→ **Extracted information**:

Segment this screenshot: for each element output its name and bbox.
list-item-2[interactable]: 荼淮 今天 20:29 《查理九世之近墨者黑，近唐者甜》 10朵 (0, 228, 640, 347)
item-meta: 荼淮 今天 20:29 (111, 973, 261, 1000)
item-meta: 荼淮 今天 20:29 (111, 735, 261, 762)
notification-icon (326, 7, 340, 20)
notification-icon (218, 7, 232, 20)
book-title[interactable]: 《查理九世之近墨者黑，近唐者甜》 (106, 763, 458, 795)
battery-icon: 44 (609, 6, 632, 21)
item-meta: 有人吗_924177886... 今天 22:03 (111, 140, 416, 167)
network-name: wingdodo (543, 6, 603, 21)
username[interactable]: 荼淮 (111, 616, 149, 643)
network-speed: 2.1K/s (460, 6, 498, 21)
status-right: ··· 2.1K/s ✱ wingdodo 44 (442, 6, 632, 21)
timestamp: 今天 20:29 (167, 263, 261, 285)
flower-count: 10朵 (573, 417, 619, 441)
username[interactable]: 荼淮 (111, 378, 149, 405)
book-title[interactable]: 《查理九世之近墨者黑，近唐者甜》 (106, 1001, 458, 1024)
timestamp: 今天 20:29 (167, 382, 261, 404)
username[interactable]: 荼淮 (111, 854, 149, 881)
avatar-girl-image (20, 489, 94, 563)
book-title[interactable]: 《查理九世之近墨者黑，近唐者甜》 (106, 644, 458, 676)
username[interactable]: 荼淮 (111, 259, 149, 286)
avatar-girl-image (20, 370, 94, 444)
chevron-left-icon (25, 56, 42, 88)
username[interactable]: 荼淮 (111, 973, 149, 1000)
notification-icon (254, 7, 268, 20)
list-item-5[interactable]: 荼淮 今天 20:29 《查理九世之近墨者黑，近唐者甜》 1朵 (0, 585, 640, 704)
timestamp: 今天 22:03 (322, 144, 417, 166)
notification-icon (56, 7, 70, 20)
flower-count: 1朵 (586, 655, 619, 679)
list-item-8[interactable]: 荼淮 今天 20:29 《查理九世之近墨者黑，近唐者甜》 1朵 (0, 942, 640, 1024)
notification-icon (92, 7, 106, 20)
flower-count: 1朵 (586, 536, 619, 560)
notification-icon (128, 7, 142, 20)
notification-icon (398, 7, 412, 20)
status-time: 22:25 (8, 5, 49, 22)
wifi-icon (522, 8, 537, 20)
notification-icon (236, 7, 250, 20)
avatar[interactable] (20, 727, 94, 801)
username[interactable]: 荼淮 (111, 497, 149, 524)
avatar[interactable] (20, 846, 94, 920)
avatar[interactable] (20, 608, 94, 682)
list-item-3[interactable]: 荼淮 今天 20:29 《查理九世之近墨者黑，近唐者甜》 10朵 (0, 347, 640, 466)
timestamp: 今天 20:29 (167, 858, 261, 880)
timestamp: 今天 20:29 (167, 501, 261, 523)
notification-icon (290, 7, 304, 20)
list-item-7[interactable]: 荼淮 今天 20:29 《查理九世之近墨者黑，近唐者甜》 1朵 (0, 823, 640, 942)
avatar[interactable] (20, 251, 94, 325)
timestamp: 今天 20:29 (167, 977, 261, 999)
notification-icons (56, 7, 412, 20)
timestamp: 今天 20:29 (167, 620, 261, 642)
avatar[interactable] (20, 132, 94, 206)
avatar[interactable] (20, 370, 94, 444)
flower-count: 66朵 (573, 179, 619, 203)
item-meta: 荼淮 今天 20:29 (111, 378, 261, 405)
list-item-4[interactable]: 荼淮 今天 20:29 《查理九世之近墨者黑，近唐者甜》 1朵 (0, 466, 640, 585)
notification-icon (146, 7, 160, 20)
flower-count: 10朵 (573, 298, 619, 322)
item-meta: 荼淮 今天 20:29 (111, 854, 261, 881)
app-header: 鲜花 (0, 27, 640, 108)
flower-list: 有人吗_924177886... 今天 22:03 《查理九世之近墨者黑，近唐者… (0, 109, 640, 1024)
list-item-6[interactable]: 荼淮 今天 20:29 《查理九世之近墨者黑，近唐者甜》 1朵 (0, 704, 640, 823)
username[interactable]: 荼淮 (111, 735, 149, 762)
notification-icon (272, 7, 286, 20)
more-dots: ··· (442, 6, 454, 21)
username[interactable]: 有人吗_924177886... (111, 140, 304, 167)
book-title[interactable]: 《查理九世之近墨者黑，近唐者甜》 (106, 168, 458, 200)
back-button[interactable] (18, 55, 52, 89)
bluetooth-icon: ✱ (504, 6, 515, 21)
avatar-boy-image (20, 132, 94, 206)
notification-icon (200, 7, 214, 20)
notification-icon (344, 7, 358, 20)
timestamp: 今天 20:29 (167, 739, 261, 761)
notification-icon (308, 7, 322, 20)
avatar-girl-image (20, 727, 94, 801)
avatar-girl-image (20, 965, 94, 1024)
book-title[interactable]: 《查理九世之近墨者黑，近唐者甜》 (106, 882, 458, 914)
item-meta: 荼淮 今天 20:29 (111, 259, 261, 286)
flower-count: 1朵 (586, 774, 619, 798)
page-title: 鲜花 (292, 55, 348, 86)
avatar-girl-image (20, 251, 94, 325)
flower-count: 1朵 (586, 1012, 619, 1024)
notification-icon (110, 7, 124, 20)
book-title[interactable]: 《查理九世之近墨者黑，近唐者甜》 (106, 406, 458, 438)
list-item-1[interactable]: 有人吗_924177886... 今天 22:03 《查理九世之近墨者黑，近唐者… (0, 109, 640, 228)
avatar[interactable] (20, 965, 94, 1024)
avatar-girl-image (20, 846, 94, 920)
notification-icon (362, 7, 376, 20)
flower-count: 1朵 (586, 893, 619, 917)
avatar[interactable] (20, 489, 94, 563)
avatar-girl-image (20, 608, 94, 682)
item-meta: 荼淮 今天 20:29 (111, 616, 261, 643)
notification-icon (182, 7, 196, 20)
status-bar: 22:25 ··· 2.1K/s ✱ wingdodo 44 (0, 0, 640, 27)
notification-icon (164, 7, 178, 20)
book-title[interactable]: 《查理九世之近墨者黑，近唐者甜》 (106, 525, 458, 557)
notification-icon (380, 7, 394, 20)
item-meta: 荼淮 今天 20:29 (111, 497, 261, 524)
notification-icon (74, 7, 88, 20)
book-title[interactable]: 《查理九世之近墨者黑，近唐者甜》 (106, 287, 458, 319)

→ **Instruction**: Reproduce the records verbatim, starting at their first line and ending at the line that contains "username[interactable]: 荼淮 (111, 616, 149, 643)", with both of those lines included.

→ **Exercise answer**:
Segment this screenshot: for each element output its name and bbox.
list-item-2[interactable]: 荼淮 今天 20:29 《查理九世之近墨者黑，近唐者甜》 10朵 (0, 228, 640, 347)
item-meta: 荼淮 今天 20:29 (111, 973, 261, 1000)
item-meta: 荼淮 今天 20:29 (111, 735, 261, 762)
notification-icon (326, 7, 340, 20)
notification-icon (218, 7, 232, 20)
book-title[interactable]: 《查理九世之近墨者黑，近唐者甜》 (106, 763, 458, 795)
battery-icon: 44 (609, 6, 632, 21)
item-meta: 有人吗_924177886... 今天 22:03 (111, 140, 416, 167)
network-name: wingdodo (543, 6, 603, 21)
username[interactable]: 荼淮 (111, 616, 149, 643)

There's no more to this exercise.